*OBJECTIVE*.
List every line in this data where the string "accent" occurs.

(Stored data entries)
....................
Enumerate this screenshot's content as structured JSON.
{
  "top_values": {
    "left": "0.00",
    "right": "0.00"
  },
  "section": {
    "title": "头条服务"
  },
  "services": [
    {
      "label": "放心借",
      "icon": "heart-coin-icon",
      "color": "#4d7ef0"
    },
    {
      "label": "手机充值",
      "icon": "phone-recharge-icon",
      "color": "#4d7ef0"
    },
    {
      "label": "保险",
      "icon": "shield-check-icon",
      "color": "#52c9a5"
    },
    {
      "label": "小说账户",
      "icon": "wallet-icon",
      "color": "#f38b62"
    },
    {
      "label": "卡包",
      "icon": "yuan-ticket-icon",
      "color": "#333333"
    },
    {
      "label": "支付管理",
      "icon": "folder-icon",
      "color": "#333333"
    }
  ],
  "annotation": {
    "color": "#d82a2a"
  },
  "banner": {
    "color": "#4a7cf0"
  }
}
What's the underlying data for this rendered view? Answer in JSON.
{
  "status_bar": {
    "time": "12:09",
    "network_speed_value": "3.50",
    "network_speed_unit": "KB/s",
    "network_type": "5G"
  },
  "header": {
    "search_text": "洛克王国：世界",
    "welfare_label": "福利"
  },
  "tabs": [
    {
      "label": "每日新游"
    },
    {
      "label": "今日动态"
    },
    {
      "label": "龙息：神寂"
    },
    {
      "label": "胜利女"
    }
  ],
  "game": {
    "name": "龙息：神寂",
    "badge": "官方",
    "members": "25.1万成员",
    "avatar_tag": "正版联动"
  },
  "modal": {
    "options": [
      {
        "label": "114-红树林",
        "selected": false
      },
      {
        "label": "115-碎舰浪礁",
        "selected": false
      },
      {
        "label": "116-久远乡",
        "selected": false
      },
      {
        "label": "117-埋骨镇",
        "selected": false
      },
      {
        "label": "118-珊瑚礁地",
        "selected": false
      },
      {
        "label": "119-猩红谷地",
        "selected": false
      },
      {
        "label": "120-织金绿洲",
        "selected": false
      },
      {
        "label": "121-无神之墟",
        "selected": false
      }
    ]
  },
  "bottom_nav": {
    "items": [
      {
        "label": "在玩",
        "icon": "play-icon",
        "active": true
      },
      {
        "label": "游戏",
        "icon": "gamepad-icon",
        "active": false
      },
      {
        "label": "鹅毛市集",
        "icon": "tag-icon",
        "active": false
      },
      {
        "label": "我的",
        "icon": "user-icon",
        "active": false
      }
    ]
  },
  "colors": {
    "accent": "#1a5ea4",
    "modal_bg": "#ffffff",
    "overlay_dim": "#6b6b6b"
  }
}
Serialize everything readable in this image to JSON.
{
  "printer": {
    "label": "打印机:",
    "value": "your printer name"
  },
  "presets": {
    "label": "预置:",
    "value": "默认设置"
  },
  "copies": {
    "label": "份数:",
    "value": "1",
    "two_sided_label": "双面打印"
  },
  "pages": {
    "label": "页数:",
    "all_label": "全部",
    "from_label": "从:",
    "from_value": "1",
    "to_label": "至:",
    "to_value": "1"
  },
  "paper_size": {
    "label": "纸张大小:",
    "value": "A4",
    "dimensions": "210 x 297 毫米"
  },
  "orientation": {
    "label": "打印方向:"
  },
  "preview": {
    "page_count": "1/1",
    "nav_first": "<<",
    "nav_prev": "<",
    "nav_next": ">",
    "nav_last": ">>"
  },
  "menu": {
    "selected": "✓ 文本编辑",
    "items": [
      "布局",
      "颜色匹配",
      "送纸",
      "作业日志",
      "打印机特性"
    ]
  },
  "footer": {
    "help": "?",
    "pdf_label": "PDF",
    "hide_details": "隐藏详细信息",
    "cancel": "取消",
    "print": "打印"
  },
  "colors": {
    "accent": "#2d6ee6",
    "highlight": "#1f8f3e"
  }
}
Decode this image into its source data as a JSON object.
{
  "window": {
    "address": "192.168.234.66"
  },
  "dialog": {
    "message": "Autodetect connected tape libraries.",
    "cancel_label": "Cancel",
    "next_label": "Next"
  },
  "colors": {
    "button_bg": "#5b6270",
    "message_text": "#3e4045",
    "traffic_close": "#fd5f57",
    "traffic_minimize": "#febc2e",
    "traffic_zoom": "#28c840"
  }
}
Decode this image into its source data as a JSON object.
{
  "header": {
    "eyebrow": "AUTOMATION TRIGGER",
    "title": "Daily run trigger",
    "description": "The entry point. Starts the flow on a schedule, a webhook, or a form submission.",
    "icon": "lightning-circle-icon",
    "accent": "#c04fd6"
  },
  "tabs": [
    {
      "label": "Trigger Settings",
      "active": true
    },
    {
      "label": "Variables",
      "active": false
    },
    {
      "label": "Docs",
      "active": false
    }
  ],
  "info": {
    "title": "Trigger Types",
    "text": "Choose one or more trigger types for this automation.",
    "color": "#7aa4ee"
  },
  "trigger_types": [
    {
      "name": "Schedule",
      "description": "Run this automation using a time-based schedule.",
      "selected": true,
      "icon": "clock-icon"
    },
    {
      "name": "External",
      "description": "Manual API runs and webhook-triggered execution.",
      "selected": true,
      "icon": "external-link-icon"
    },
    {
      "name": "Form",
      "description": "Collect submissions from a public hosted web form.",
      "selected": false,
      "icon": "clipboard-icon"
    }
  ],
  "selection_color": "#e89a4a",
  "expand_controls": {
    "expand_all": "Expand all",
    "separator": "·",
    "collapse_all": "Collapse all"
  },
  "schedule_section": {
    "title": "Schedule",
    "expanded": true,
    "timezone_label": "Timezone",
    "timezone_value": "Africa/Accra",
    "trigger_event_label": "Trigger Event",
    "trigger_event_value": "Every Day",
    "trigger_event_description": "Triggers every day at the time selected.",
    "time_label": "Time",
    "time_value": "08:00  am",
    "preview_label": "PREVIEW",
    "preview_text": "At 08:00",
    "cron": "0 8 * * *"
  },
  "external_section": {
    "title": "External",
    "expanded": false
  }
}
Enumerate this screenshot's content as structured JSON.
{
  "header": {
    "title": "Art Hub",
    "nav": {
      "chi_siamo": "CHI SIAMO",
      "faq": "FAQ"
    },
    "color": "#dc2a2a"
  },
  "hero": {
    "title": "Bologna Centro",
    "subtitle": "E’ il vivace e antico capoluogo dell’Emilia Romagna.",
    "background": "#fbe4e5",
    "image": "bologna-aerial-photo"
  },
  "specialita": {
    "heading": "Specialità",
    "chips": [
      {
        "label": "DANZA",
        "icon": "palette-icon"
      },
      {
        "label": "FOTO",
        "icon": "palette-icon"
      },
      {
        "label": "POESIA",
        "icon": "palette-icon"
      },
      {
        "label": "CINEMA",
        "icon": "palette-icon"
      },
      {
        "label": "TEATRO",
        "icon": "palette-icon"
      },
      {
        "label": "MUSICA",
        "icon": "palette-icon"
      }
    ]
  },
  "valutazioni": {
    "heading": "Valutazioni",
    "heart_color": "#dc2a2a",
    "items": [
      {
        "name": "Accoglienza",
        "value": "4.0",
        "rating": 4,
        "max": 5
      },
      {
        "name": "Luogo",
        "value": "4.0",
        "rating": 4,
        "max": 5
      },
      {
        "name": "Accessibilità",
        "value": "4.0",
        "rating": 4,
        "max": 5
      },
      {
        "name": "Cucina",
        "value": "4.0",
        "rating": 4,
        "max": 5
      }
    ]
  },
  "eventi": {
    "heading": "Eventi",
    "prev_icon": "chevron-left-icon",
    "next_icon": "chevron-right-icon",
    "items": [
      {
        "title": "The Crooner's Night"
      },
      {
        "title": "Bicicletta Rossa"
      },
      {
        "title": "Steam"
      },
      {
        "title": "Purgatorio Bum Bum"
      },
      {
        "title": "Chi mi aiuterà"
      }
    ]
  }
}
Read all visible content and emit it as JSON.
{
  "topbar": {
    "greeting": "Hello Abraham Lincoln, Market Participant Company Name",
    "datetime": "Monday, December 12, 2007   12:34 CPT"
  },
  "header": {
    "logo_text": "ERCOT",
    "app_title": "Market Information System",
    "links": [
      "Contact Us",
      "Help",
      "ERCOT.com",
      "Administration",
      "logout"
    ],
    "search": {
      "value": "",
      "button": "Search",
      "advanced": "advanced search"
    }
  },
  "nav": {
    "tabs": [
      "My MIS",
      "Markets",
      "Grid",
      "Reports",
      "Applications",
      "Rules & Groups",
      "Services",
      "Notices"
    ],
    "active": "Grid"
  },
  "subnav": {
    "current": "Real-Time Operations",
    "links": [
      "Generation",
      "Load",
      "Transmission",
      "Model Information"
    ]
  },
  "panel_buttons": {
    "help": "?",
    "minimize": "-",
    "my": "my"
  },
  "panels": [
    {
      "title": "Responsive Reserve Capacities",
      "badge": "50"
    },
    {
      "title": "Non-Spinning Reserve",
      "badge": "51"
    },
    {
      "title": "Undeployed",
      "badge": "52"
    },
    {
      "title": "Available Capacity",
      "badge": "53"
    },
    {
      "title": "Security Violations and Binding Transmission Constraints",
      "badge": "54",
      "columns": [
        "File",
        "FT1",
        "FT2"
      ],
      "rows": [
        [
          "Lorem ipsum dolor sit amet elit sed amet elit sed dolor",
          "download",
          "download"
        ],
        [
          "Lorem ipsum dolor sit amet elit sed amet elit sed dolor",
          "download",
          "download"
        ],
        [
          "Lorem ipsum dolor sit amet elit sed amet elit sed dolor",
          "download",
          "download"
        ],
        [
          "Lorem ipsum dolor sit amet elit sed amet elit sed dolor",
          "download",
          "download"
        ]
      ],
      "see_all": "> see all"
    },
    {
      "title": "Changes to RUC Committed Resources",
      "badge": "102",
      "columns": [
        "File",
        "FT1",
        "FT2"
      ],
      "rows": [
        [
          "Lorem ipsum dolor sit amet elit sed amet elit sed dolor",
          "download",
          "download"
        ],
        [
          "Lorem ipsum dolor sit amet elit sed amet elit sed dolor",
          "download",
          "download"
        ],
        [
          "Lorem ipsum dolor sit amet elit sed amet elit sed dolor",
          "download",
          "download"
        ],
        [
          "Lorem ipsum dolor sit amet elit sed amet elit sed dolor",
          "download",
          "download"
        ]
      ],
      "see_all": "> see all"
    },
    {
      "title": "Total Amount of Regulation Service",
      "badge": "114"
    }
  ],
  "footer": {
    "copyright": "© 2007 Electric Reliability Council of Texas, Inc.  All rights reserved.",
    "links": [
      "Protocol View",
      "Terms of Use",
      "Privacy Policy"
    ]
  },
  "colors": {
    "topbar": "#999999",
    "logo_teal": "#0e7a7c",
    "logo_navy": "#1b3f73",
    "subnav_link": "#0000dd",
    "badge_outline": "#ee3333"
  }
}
....................
*PROBLEM SOLUTION*.
    "accent": "#1a5ea4",
    "accent": "#2d6ee6",
    "accent": "#c04fd6"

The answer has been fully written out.